-- start of DATASET RECORDS --

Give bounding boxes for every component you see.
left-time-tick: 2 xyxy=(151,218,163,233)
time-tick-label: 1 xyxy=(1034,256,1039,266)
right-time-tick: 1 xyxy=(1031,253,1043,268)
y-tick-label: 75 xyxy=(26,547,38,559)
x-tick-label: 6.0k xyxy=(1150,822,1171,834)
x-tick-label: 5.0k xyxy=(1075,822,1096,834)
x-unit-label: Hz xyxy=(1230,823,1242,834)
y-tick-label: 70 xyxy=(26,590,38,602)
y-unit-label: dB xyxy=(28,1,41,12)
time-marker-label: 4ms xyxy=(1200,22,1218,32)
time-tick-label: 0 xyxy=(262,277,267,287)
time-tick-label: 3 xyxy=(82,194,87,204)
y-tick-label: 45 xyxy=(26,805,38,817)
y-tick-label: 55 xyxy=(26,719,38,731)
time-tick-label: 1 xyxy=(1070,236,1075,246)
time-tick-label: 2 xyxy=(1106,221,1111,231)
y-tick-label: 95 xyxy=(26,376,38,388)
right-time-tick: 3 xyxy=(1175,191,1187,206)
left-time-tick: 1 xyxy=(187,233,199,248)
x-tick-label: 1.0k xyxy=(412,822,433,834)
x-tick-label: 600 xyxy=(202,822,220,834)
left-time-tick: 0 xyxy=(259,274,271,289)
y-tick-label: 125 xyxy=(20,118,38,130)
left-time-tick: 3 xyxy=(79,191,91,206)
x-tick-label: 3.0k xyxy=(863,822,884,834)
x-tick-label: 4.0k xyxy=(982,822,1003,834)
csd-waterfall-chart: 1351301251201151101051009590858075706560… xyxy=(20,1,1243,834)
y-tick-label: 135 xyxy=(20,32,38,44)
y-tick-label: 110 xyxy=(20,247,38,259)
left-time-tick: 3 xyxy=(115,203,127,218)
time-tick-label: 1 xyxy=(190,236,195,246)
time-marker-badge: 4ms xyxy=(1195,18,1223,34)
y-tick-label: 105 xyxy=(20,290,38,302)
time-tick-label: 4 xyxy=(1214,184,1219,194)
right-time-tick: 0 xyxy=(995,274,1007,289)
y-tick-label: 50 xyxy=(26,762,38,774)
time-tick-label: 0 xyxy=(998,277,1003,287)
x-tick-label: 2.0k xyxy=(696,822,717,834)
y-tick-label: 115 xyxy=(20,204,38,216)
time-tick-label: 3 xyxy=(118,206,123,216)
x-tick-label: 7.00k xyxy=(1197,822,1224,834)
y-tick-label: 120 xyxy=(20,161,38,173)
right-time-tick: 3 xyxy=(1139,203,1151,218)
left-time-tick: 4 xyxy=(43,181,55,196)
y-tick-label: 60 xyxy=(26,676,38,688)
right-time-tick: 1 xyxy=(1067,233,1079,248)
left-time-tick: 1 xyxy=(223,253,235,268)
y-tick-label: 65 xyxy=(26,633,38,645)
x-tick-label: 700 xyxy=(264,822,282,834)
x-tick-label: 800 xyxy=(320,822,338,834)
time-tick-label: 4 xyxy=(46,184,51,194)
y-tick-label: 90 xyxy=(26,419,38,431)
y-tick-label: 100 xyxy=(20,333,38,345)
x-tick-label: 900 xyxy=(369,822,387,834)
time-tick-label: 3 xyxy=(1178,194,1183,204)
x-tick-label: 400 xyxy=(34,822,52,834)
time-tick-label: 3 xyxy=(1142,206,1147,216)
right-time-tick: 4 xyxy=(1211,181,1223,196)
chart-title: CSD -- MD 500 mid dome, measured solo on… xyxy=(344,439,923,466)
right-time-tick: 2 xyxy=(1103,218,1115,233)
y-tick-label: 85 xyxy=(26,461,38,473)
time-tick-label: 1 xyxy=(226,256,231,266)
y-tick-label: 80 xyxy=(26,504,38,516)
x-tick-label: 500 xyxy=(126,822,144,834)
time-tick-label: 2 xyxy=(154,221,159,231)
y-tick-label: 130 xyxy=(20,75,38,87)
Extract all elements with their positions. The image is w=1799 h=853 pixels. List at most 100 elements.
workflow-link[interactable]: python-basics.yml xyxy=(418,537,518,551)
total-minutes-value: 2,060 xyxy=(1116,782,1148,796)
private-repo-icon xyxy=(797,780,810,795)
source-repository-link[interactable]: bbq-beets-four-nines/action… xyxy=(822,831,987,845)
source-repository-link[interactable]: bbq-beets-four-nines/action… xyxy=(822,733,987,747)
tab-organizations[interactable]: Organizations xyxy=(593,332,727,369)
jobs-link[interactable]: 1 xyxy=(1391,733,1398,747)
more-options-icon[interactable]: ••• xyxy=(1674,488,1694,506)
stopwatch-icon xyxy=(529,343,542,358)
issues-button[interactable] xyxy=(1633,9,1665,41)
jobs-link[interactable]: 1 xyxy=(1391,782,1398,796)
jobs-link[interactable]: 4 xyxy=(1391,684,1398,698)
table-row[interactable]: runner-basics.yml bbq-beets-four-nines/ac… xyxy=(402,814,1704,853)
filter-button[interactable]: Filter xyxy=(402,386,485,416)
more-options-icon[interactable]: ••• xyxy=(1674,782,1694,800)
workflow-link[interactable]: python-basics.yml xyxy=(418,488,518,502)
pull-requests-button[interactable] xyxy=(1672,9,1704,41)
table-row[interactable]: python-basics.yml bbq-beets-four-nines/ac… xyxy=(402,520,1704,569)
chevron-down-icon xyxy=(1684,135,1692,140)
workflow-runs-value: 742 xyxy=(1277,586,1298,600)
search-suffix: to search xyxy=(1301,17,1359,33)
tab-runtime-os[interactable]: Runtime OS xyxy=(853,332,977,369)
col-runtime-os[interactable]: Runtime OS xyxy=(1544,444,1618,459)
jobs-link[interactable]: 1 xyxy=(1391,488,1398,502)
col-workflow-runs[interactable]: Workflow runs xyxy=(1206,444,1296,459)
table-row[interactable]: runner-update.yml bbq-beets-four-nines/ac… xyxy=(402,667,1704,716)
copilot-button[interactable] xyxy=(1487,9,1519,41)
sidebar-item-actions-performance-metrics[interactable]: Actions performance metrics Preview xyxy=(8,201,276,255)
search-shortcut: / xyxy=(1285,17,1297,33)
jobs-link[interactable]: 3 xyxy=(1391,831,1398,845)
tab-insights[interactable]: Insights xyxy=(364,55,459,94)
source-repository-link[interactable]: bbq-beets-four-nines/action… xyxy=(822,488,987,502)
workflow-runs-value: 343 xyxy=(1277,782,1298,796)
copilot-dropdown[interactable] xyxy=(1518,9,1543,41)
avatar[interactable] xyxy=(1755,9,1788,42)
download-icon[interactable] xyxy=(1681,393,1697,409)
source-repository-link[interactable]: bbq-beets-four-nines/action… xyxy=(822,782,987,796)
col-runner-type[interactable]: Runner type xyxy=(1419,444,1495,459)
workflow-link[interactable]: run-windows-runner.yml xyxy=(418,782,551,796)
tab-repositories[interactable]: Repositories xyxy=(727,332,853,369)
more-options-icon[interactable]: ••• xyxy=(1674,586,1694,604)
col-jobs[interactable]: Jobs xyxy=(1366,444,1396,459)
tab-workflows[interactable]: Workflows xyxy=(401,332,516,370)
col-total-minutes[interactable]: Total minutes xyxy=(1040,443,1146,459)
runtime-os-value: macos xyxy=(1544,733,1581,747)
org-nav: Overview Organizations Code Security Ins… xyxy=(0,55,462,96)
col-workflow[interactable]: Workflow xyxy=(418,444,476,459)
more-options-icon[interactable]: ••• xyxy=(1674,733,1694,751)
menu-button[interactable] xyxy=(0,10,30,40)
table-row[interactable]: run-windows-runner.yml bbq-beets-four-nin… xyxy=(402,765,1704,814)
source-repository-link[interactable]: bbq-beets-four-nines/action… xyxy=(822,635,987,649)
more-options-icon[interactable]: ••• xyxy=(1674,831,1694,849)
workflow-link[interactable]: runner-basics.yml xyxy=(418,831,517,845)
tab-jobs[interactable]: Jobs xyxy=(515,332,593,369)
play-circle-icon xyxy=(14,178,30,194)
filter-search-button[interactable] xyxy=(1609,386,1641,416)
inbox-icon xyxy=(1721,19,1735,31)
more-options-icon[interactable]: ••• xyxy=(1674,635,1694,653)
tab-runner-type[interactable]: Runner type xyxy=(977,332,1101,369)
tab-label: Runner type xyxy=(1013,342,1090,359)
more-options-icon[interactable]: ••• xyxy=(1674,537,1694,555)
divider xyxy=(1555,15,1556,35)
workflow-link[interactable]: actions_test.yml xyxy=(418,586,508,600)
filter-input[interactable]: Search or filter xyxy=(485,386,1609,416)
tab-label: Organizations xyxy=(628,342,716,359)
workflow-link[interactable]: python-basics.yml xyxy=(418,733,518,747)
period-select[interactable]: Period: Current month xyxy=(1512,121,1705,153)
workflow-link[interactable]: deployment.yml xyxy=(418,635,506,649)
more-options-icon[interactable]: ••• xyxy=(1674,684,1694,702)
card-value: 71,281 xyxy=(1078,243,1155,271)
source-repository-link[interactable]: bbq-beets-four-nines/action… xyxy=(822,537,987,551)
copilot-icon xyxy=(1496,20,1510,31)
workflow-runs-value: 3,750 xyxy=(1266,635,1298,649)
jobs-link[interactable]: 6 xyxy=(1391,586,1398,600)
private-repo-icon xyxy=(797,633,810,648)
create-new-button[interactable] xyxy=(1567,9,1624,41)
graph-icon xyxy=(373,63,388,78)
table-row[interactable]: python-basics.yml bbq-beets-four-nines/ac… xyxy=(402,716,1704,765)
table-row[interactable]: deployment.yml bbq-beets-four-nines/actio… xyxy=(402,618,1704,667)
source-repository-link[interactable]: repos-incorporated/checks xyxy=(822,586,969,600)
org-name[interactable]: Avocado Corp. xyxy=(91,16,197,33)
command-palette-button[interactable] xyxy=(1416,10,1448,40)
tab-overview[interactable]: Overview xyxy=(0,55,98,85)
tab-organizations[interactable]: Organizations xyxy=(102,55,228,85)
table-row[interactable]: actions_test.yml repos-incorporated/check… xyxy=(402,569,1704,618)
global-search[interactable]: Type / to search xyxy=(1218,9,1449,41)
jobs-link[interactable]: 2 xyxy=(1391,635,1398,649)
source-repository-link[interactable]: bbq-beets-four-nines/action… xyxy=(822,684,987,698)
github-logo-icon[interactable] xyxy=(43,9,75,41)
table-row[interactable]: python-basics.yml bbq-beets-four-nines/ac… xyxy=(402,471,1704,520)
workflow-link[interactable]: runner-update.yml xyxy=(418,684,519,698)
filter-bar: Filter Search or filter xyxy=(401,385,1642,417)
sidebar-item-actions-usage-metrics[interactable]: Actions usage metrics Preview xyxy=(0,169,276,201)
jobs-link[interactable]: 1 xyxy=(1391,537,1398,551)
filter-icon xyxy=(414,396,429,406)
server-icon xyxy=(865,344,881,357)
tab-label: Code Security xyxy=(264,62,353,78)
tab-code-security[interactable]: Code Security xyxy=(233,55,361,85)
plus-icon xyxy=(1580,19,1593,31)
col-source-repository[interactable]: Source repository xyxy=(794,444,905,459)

-- end of DATASET RECORDS --

### REQUIRED TASK
Reproduce the items above character for character, from the first line through the line containing "time-tick-label: 3 xyxy=(82,194,87,204)", including that line.

### RESULT
Give bounding boxes for every component you see.
left-time-tick: 2 xyxy=(151,218,163,233)
time-tick-label: 1 xyxy=(1034,256,1039,266)
right-time-tick: 1 xyxy=(1031,253,1043,268)
y-tick-label: 75 xyxy=(26,547,38,559)
x-tick-label: 6.0k xyxy=(1150,822,1171,834)
x-tick-label: 5.0k xyxy=(1075,822,1096,834)
x-unit-label: Hz xyxy=(1230,823,1242,834)
y-tick-label: 70 xyxy=(26,590,38,602)
y-unit-label: dB xyxy=(28,1,41,12)
time-marker-label: 4ms xyxy=(1200,22,1218,32)
time-tick-label: 0 xyxy=(262,277,267,287)
time-tick-label: 3 xyxy=(82,194,87,204)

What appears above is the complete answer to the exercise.